RECORDS SHOWN:

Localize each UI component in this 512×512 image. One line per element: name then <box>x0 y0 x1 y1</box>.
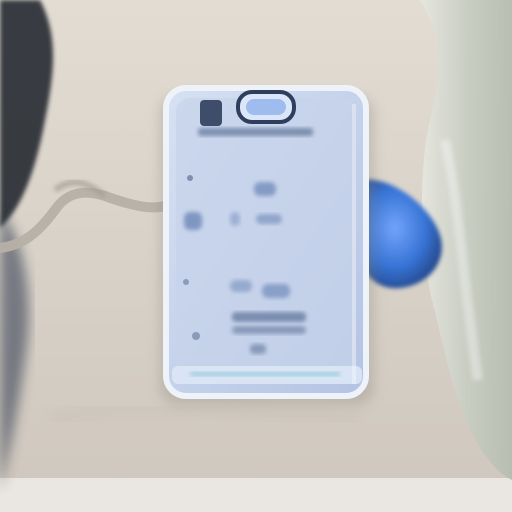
print-mark-5 <box>230 212 240 226</box>
print-mark-2 <box>254 182 276 196</box>
blurred-print-top <box>198 128 313 136</box>
table-edge <box>0 478 512 512</box>
photo-scene <box>0 0 512 512</box>
print-mark-8 <box>183 279 189 285</box>
scene-illustration <box>0 0 512 512</box>
device <box>163 85 369 399</box>
blurred-print-block-3 <box>250 344 266 354</box>
blurred-print-block-2 <box>232 326 306 334</box>
print-mark-6 <box>230 280 252 292</box>
camera-lens <box>246 99 286 115</box>
logo-mark <box>200 100 222 126</box>
print-mark-9 <box>192 332 200 340</box>
print-mark-3 <box>184 212 202 230</box>
surface-streak <box>47 399 361 429</box>
device-bottom-accent <box>190 372 340 376</box>
print-mark-4 <box>256 214 282 224</box>
device-panel <box>176 98 356 380</box>
blurred-print-block-1 <box>232 312 306 322</box>
print-mark-1 <box>187 175 193 181</box>
print-mark-7 <box>262 284 290 298</box>
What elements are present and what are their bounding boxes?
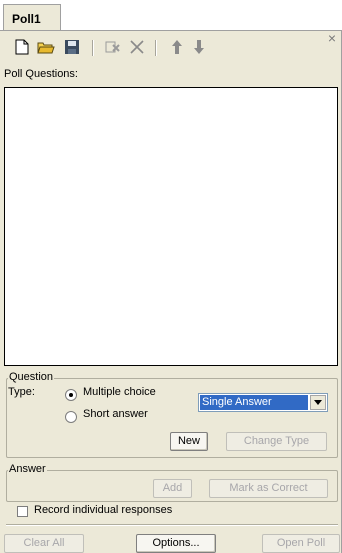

DIRECTIONS:
Could you rewrite all of the data above as a numbered list, one entry per line, skipping any blank lines and leaving out the pictures?

TASK SOLUTION:
1. Localize each UI component in this 512×512 image. One line per element: name then <box>x0 y0 x1 y1</box>.
2. print-mark-5 <box>230 212 240 226</box>
3. print-mark-2 <box>254 182 276 196</box>
4. blurred-print-top <box>198 128 313 136</box>
5. table-edge <box>0 478 512 512</box>
6. photo-scene <box>0 0 512 512</box>
7. print-mark-8 <box>183 279 189 285</box>
8. scene-illustration <box>0 0 512 512</box>
9. device <box>163 85 369 399</box>
10. blurred-print-block-3 <box>250 344 266 354</box>
11. blurred-print-block-2 <box>232 326 306 334</box>
12. print-mark-6 <box>230 280 252 292</box>
13. camera-lens <box>246 99 286 115</box>
14. logo-mark <box>200 100 222 126</box>
15. print-mark-9 <box>192 332 200 340</box>
16. print-mark-3 <box>184 212 202 230</box>
17. surface-streak <box>47 399 361 429</box>
18. device-bottom-accent <box>190 372 340 376</box>
19. print-mark-4 <box>256 214 282 224</box>
20. device-panel <box>176 98 356 380</box>
21. blurred-print-block-1 <box>232 312 306 322</box>
22. print-mark-1 <box>187 175 193 181</box>
23. print-mark-7 <box>262 284 290 298</box>
24. What elements are present and what are their bounding boxes?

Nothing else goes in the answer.